● **SET TASK**:
What lines of the data include the string "into"? Copy them all.

Recorded data:
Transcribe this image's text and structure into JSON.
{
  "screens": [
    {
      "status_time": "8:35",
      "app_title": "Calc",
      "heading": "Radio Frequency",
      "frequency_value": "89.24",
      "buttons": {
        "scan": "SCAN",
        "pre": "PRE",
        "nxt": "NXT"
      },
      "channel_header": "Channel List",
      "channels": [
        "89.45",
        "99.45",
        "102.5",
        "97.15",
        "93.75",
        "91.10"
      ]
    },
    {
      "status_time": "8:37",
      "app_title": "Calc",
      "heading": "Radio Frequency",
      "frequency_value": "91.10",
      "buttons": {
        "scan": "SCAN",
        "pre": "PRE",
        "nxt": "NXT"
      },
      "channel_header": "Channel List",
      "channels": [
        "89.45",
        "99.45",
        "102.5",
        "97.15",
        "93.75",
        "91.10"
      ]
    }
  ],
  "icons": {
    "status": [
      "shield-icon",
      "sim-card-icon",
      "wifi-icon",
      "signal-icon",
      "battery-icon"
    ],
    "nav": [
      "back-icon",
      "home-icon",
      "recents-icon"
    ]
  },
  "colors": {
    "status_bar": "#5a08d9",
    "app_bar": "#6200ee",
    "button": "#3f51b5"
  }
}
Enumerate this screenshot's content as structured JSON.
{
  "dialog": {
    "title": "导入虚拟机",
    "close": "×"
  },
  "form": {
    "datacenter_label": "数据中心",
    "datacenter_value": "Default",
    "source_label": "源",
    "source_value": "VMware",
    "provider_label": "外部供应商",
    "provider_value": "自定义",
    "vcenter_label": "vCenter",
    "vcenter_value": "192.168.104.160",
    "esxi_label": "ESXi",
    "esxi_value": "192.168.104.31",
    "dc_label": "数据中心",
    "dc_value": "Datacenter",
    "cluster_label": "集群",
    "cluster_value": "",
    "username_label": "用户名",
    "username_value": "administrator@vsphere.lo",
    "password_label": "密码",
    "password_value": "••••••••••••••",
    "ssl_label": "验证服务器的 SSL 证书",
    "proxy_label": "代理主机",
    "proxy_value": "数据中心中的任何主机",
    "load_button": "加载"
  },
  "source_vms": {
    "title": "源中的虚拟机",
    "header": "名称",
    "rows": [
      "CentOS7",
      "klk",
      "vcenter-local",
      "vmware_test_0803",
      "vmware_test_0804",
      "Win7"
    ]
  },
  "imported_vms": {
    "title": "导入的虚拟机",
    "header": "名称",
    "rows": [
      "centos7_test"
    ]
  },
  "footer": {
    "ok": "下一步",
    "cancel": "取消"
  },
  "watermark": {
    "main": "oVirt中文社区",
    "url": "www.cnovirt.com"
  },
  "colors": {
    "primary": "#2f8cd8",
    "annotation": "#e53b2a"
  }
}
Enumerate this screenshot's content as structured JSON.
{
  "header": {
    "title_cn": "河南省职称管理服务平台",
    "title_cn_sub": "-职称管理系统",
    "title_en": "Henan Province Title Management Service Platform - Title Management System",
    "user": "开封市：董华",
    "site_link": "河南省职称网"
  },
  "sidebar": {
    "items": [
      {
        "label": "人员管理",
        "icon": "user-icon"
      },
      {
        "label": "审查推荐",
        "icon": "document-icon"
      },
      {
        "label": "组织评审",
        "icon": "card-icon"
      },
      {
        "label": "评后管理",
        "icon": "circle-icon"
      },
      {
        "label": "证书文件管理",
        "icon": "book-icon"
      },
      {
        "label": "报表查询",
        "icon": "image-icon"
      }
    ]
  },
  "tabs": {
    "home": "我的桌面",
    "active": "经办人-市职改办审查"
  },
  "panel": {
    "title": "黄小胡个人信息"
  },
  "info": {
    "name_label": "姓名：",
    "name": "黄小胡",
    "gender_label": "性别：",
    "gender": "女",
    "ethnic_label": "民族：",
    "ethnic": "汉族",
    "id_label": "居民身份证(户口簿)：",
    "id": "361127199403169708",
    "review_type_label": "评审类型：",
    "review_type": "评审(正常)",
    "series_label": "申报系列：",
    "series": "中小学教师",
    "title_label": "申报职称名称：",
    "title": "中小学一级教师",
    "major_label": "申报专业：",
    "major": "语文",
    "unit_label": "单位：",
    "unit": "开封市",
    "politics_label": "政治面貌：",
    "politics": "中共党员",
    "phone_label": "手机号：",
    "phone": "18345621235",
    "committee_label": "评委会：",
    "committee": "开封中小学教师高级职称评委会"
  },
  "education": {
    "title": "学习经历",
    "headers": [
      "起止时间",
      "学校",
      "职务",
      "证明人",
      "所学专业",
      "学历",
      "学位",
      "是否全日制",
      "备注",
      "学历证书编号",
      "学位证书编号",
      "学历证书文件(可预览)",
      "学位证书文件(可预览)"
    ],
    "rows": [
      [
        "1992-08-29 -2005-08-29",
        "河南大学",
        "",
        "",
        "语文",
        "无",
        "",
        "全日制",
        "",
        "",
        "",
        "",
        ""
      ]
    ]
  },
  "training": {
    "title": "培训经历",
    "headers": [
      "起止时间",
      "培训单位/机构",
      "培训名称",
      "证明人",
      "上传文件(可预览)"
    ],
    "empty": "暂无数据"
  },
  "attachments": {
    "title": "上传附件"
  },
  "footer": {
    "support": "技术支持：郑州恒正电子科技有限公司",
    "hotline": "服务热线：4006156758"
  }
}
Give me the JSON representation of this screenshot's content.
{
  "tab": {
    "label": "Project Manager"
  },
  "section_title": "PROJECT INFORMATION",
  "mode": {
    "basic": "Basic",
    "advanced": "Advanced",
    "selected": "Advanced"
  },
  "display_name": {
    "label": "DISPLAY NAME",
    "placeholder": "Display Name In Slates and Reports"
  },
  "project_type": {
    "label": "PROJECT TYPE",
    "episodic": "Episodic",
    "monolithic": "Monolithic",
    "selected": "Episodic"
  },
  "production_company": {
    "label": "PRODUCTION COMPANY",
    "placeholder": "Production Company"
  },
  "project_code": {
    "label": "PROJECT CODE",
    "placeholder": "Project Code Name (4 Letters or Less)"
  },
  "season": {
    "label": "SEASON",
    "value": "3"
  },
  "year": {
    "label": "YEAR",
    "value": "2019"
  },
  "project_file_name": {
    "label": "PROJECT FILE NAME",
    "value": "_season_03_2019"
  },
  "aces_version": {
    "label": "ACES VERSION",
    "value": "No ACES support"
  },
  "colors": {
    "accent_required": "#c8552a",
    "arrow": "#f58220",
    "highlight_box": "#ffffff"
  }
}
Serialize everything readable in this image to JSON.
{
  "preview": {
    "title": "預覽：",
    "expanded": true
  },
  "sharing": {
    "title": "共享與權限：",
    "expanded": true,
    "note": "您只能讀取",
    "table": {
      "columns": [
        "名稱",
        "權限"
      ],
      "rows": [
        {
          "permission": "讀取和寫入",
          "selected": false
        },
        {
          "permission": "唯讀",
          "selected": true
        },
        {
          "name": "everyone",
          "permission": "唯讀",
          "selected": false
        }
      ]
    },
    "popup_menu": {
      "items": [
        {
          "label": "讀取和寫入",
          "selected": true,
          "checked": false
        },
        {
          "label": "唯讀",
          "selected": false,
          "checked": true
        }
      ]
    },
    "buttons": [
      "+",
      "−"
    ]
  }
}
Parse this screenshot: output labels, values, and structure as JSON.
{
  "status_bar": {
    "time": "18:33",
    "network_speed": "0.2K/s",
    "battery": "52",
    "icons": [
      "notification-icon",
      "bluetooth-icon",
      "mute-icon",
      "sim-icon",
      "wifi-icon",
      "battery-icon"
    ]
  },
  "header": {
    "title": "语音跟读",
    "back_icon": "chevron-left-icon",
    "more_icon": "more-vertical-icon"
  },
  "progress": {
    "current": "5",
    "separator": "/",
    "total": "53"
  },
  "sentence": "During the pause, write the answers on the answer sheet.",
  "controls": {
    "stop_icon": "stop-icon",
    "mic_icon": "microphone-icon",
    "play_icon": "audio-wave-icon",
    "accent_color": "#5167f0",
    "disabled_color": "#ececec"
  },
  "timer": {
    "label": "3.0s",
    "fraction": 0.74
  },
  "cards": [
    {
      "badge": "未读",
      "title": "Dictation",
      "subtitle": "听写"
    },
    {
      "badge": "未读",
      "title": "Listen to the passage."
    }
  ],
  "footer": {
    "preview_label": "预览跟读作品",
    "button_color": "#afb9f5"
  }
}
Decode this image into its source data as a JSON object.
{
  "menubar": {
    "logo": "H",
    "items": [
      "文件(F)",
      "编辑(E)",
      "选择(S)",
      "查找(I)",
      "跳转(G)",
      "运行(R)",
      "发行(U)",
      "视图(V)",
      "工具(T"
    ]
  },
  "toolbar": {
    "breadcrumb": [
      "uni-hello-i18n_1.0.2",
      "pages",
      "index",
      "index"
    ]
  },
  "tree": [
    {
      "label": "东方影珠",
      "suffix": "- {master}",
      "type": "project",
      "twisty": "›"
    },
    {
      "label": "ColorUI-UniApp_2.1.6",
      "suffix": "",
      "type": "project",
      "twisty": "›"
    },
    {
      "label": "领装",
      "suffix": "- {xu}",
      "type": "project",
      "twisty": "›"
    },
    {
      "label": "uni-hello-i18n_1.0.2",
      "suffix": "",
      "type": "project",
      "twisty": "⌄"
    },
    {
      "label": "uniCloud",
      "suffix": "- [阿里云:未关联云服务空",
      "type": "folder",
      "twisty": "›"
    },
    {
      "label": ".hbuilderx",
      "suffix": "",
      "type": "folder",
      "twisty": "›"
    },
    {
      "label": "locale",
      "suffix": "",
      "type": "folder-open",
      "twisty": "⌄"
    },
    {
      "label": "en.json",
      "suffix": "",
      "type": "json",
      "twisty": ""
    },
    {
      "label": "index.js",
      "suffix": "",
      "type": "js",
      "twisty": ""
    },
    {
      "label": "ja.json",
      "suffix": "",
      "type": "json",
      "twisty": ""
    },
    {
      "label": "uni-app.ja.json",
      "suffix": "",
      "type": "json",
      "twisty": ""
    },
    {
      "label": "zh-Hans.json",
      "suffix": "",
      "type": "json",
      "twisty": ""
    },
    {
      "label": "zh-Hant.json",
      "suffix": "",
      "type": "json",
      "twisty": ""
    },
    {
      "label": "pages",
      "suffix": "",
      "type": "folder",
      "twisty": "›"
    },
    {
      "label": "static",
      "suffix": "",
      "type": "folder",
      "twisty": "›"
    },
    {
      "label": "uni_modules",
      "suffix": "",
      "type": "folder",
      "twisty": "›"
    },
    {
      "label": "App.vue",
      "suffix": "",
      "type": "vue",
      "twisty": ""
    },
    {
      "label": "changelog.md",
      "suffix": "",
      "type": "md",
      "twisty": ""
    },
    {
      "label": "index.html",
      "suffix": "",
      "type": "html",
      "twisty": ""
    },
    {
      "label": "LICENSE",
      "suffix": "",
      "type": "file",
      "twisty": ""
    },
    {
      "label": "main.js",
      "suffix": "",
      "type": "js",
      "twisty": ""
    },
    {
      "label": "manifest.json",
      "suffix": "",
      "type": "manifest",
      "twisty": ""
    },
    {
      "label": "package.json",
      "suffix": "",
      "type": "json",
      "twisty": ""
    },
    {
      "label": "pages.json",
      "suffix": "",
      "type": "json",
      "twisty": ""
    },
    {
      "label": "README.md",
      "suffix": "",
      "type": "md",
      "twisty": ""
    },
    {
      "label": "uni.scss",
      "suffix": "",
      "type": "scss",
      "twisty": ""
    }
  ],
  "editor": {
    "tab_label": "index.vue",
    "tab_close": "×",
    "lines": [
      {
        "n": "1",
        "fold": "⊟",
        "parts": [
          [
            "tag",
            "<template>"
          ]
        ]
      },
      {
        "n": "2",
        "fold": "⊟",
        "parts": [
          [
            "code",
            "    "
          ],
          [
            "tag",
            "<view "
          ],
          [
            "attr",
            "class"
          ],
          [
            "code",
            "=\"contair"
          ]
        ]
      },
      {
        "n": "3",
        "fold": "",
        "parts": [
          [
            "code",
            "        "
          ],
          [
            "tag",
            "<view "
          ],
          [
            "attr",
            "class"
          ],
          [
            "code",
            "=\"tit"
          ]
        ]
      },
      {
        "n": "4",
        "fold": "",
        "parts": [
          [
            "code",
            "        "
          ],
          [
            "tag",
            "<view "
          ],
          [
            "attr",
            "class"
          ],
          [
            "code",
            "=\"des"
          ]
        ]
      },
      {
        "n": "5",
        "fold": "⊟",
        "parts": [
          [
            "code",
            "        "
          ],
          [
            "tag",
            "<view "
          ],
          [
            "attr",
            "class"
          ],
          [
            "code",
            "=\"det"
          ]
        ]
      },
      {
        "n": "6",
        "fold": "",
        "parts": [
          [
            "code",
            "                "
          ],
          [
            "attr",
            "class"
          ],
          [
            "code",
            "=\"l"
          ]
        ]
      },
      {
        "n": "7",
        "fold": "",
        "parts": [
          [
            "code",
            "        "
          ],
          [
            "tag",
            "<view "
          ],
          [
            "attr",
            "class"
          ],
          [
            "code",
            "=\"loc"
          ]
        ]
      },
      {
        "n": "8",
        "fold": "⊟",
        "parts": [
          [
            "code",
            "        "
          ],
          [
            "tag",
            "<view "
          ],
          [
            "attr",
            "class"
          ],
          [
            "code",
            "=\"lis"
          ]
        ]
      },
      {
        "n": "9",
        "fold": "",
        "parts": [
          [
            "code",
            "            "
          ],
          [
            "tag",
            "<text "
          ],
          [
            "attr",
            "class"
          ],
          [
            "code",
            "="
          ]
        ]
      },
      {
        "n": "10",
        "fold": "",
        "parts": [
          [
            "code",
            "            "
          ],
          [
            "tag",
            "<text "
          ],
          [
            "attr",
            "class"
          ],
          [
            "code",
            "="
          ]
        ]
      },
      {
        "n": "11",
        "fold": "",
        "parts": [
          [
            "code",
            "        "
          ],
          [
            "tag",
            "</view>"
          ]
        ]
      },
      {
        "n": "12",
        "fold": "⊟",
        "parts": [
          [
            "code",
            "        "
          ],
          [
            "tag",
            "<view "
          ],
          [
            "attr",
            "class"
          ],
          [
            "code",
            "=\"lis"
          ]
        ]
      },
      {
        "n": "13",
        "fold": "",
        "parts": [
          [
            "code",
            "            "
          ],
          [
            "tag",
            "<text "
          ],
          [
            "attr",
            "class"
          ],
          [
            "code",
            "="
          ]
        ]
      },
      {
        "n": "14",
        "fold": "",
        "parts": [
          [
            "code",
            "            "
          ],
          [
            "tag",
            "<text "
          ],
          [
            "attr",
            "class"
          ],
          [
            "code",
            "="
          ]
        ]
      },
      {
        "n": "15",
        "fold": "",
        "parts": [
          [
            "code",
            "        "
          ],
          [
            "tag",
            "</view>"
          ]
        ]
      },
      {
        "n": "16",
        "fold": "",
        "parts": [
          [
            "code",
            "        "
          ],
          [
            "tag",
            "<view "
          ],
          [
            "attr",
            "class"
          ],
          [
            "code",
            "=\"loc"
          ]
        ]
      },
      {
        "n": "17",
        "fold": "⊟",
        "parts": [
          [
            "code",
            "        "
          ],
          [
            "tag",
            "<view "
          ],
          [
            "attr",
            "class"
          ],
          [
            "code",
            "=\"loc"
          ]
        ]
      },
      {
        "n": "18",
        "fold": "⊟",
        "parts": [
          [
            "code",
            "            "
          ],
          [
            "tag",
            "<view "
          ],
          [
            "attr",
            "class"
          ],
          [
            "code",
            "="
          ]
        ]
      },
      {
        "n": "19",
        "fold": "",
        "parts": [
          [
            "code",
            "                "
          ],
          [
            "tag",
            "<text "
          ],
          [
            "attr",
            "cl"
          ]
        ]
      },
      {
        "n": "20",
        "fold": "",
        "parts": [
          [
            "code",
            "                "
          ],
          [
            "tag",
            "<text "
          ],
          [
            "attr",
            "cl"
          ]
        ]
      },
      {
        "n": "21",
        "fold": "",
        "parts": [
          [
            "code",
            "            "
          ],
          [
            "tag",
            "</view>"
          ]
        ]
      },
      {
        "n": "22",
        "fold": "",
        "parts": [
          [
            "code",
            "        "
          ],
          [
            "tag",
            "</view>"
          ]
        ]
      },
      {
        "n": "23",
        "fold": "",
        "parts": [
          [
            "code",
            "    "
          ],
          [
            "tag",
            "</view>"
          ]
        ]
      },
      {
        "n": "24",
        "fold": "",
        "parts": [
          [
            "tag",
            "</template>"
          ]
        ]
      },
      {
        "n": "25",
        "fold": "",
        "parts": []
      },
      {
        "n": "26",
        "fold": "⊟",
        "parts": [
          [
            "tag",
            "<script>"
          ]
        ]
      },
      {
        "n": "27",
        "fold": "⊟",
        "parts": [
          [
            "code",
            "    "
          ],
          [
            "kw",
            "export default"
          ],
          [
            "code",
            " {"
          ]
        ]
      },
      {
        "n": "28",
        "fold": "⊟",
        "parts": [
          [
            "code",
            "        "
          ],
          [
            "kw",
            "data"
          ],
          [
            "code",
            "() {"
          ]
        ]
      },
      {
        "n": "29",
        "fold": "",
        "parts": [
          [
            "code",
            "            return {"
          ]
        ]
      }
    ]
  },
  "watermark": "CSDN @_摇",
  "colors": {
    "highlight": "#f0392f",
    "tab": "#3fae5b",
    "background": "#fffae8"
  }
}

● **ANSWER TO THIS TASK**:
Transcribe this image's text and structure into JSON.
Decode this image into its source data as a JSON object.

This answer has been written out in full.